### What you are asked to do
Every entry below should be transcribed exactly; pictures stay out of the copy.

— Start of Records for the task —

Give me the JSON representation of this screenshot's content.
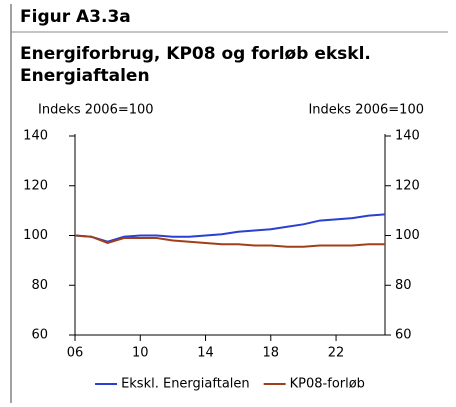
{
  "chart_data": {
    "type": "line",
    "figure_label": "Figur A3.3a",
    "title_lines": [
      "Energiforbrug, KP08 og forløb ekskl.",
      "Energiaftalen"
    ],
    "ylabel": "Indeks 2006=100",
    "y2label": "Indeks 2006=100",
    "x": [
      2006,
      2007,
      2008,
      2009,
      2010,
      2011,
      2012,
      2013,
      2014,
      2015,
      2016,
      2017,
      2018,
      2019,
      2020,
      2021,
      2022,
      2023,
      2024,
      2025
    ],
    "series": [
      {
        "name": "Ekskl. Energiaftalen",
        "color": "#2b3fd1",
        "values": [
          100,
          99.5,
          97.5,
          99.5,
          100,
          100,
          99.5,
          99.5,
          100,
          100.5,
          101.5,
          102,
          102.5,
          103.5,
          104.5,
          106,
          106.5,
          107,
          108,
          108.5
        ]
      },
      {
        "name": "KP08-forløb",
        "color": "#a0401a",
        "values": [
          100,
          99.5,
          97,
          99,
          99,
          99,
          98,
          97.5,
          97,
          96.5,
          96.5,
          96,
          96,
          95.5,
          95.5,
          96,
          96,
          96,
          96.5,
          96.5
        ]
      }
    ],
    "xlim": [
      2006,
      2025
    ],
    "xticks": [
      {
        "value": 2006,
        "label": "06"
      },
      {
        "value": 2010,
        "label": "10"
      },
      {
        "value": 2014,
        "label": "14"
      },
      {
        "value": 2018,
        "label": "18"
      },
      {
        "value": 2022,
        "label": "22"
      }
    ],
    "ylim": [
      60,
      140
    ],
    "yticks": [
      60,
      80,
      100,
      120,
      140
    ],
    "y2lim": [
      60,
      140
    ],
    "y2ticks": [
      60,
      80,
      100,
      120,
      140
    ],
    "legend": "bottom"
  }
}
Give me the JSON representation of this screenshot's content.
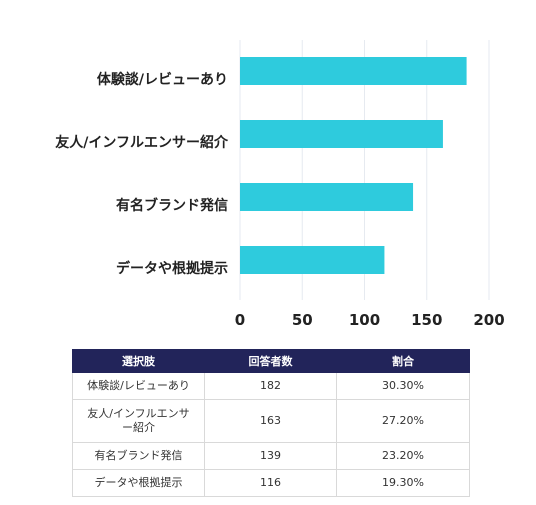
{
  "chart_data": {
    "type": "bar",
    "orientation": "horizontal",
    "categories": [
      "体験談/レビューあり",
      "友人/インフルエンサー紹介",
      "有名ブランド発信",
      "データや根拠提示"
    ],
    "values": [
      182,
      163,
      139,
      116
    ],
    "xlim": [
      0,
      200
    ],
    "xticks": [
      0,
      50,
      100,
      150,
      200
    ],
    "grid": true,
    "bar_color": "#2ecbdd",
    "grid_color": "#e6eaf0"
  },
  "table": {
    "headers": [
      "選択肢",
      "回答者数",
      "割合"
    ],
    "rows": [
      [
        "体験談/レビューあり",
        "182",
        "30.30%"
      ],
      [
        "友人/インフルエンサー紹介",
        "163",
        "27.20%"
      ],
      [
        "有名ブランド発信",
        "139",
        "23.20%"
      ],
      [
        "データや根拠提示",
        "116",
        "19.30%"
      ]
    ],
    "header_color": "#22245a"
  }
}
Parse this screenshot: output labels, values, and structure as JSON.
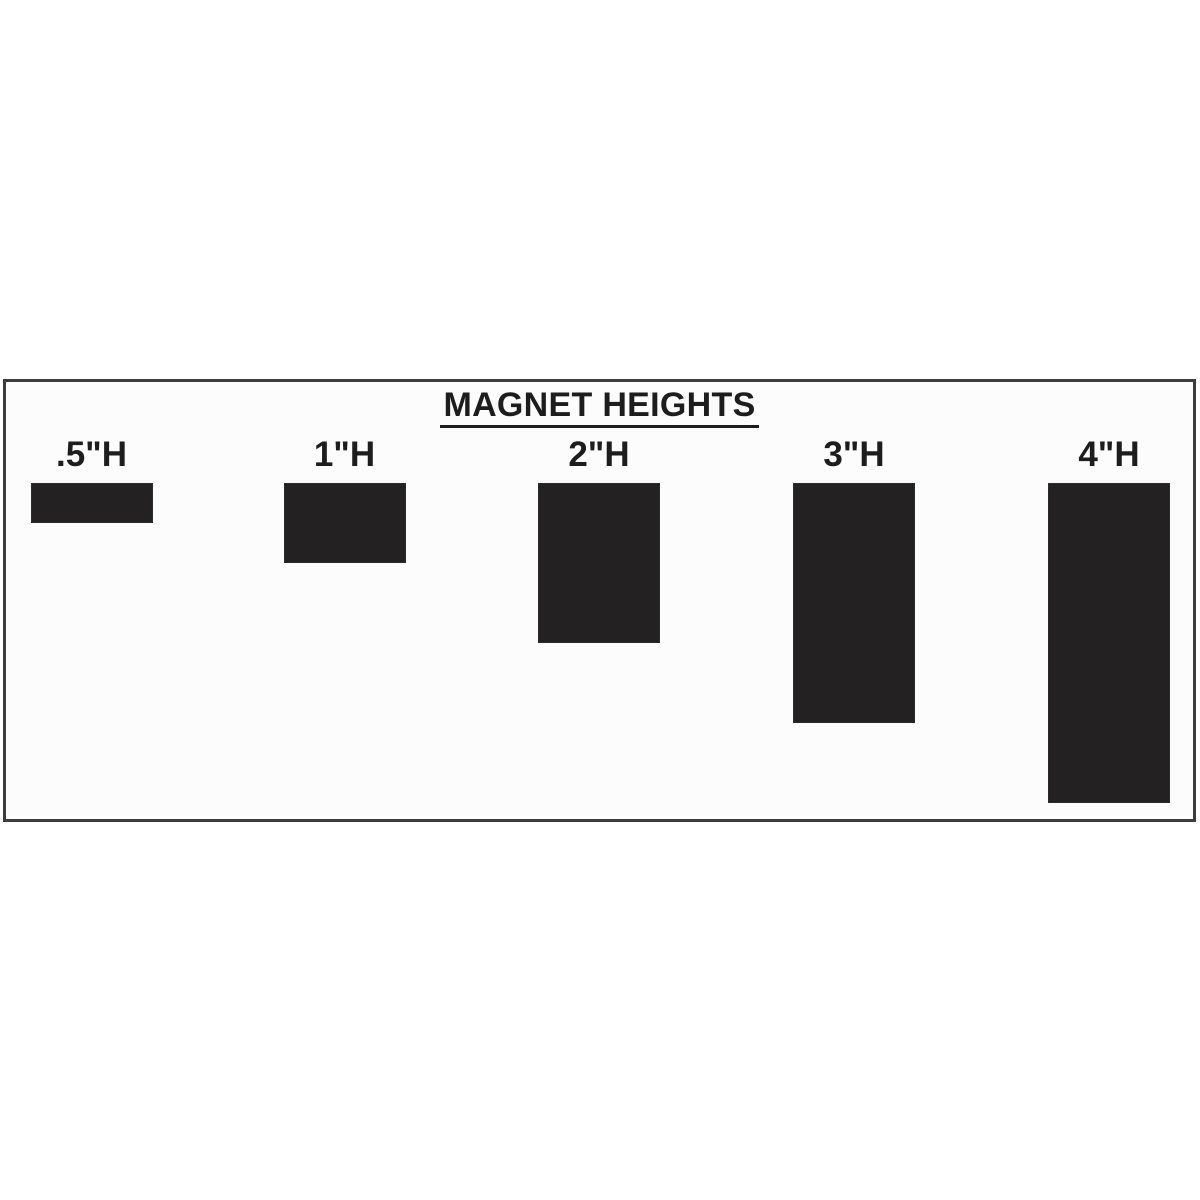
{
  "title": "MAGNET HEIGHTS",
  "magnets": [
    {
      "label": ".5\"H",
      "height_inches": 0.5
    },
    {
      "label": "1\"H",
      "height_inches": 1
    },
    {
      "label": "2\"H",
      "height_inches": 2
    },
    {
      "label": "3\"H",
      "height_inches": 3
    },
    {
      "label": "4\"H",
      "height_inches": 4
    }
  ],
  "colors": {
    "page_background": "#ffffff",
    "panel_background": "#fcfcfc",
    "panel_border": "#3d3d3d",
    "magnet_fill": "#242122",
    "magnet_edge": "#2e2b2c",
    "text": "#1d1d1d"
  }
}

— End of Records for the task —

### Written response
Give me the JSON representation of this screenshot's content.
{
  "chart_data": {
    "type": "line",
    "figure_label": "Figur A3.3a",
    "title_lines": [
      "Energiforbrug, KP08 og forløb ekskl.",
      "Energiaftalen"
    ],
    "ylabel": "Indeks 2006=100",
    "y2label": "Indeks 2006=100",
    "x": [
      2006,
      2007,
      2008,
      2009,
      2010,
      2011,
      2012,
      2013,
      2014,
      2015,
      2016,
      2017,
      2018,
      2019,
      2020,
      2021,
      2022,
      2023,
      2024,
      2025
    ],
    "series": [
      {
        "name": "Ekskl. Energiaftalen",
        "color": "#2b3fd1",
        "values": [
          100,
          99.5,
          97.5,
          99.5,
          100,
          100,
          99.5,
          99.5,
          100,
          100.5,
          101.5,
          102,
          102.5,
          103.5,
          104.5,
          106,
          106.5,
          107,
          108,
          108.5
        ]
      },
      {
        "name": "KP08-forløb",
        "color": "#a0401a",
        "values": [
          100,
          99.5,
          97,
          99,
          99,
          99,
          98,
          97.5,
          97,
          96.5,
          96.5,
          96,
          96,
          95.5,
          95.5,
          96,
          96,
          96,
          96.5,
          96.5
        ]
      }
    ],
    "xlim": [
      2006,
      2025
    ],
    "xticks": [
      {
        "value": 2006,
        "label": "06"
      },
      {
        "value": 2010,
        "label": "10"
      },
      {
        "value": 2014,
        "label": "14"
      },
      {
        "value": 2018,
        "label": "18"
      },
      {
        "value": 2022,
        "label": "22"
      }
    ],
    "ylim": [
      60,
      140
    ],
    "yticks": [
      60,
      80,
      100,
      120,
      140
    ],
    "y2lim": [
      60,
      140
    ],
    "y2ticks": [
      60,
      80,
      100,
      120,
      140
    ],
    "legend": "bottom"
  }
}
Give me the JSON representation of this screenshot's content.
{
  "chart_data": {
    "type": "bar",
    "orientation": "horizontal",
    "categories": [
      "体験談/レビューあり",
      "友人/インフルエンサー紹介",
      "有名ブランド発信",
      "データや根拠提示"
    ],
    "values": [
      182,
      163,
      139,
      116
    ],
    "xlim": [
      0,
      200
    ],
    "xticks": [
      0,
      50,
      100,
      150,
      200
    ],
    "grid": true,
    "bar_color": "#2ecbdd",
    "grid_color": "#e6eaf0"
  },
  "table": {
    "headers": [
      "選択肢",
      "回答者数",
      "割合"
    ],
    "rows": [
      [
        "体験談/レビューあり",
        "182",
        "30.30%"
      ],
      [
        "友人/インフルエンサー紹介",
        "163",
        "27.20%"
      ],
      [
        "有名ブランド発信",
        "139",
        "23.20%"
      ],
      [
        "データや根拠提示",
        "116",
        "19.30%"
      ]
    ],
    "header_color": "#22245a"
  }
}
Parse this screenshot: output labels, values, and structure as JSON.
{
  "title": "MAGNET HEIGHTS",
  "magnets": [
    {
      "label": ".5\"H",
      "height_inches": 0.5
    },
    {
      "label": "1\"H",
      "height_inches": 1
    },
    {
      "label": "2\"H",
      "height_inches": 2
    },
    {
      "label": "3\"H",
      "height_inches": 3
    },
    {
      "label": "4\"H",
      "height_inches": 4
    }
  ],
  "colors": {
    "page_background": "#ffffff",
    "panel_background": "#fcfcfc",
    "panel_border": "#3d3d3d",
    "magnet_fill": "#242122",
    "magnet_edge": "#2e2b2c",
    "text": "#1d1d1d"
  }
}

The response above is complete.